══ Task input ══

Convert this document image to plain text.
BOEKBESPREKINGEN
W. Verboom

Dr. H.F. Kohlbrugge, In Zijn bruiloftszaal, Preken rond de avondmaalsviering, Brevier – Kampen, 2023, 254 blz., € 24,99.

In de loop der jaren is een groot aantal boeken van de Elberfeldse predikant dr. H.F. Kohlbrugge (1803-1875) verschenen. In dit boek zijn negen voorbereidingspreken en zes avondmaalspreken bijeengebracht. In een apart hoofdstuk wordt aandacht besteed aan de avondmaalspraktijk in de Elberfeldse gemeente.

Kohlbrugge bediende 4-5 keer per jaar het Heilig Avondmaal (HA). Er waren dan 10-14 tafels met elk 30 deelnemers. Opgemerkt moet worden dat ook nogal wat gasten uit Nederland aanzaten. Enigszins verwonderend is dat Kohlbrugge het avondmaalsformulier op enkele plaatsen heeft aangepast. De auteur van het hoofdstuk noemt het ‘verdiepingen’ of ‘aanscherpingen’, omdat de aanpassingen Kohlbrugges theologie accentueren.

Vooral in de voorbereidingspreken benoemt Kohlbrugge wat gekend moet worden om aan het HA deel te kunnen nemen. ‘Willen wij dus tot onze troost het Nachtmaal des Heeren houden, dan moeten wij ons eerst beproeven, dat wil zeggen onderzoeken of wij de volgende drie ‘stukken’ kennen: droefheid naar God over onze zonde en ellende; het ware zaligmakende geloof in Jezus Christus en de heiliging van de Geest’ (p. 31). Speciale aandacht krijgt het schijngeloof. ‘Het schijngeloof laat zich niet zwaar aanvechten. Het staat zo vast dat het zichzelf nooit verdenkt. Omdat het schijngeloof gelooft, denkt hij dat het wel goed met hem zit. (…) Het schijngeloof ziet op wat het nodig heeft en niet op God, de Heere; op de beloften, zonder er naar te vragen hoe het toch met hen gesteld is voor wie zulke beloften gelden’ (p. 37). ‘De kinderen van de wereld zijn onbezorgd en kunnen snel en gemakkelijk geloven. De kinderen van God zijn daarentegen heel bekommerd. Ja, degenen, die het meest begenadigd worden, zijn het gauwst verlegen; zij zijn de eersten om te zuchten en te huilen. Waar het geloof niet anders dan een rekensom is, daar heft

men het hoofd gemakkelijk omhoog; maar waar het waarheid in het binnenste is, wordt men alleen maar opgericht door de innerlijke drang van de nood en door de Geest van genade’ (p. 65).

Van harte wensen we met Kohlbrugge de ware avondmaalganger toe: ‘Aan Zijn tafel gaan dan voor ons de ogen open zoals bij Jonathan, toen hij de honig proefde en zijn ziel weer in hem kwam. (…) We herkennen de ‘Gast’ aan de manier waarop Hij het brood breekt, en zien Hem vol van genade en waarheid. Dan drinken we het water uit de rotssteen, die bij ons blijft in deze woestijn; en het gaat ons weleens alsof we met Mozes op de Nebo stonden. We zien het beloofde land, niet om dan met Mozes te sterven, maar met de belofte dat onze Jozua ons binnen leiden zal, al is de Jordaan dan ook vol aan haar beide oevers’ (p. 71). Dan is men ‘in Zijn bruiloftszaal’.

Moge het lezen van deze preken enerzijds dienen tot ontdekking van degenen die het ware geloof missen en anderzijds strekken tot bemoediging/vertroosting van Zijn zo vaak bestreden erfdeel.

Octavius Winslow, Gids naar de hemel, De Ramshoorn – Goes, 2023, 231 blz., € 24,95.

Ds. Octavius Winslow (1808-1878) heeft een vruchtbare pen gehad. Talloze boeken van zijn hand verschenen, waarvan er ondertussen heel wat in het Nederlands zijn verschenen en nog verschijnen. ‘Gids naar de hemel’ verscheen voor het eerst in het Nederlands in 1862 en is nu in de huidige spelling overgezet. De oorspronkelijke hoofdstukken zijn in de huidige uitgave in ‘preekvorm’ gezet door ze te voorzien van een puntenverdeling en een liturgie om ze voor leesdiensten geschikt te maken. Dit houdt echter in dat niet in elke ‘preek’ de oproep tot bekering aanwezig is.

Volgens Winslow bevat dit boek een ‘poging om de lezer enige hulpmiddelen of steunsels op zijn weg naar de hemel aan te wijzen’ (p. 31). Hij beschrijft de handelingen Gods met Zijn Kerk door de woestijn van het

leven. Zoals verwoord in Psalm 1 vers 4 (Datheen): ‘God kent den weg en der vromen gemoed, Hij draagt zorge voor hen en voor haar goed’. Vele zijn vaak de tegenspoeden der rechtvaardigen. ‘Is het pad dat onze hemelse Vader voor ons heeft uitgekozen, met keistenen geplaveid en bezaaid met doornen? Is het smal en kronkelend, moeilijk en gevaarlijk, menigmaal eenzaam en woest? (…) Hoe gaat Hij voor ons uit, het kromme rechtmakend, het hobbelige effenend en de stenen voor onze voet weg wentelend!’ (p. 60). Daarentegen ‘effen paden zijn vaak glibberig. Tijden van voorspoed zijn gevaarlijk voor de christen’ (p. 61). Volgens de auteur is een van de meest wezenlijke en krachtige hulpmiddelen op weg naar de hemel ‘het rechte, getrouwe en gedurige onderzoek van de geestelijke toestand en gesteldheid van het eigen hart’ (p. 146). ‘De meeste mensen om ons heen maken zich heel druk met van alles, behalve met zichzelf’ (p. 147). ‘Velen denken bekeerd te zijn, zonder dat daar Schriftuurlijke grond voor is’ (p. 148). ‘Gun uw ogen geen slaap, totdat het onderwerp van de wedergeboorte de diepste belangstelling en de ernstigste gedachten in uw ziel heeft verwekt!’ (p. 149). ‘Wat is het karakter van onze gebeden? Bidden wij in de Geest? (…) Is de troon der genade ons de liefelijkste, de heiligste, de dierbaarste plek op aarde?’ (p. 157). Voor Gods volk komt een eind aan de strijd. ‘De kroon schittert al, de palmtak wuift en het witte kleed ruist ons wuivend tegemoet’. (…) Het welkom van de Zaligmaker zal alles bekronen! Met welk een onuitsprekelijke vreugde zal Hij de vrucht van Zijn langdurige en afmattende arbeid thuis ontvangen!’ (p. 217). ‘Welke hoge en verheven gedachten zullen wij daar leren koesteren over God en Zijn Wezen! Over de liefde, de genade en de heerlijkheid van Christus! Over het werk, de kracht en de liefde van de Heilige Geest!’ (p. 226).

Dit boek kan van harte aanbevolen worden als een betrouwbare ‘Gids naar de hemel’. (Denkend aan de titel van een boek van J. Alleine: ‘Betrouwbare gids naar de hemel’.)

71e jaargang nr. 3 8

═══

* [Your goal]
Return each line with "Octavius".

* [Full solution]
Octavius Winslow, Gids naar de hemel, De Ramshoorn – Goes, 2023, 231 blz., € 24,95.
Ds. Octavius Winslow (1808-1878) heeft een vruchtbare pen gehad. Talloze boeken van zijn hand verschenen, waarvan er ondertussen heel wat in het Nederlands zijn verschenen en nog verschijnen. ‘Gids naar de hemel’ verscheen voor het eerst in het Nederlands in 1862 en is nu in de huidige spelling overgezet. De oorspronkelijke hoofdstukken zijn in de huidige uitgave in ‘preekvorm’ gezet door ze te voorzien van een puntenverdeling en een liturgie om ze voor leesdiensten geschikt te maken. Dit houdt echter in dat niet in elke ‘preek’ de oproep tot bekering aanwezig is.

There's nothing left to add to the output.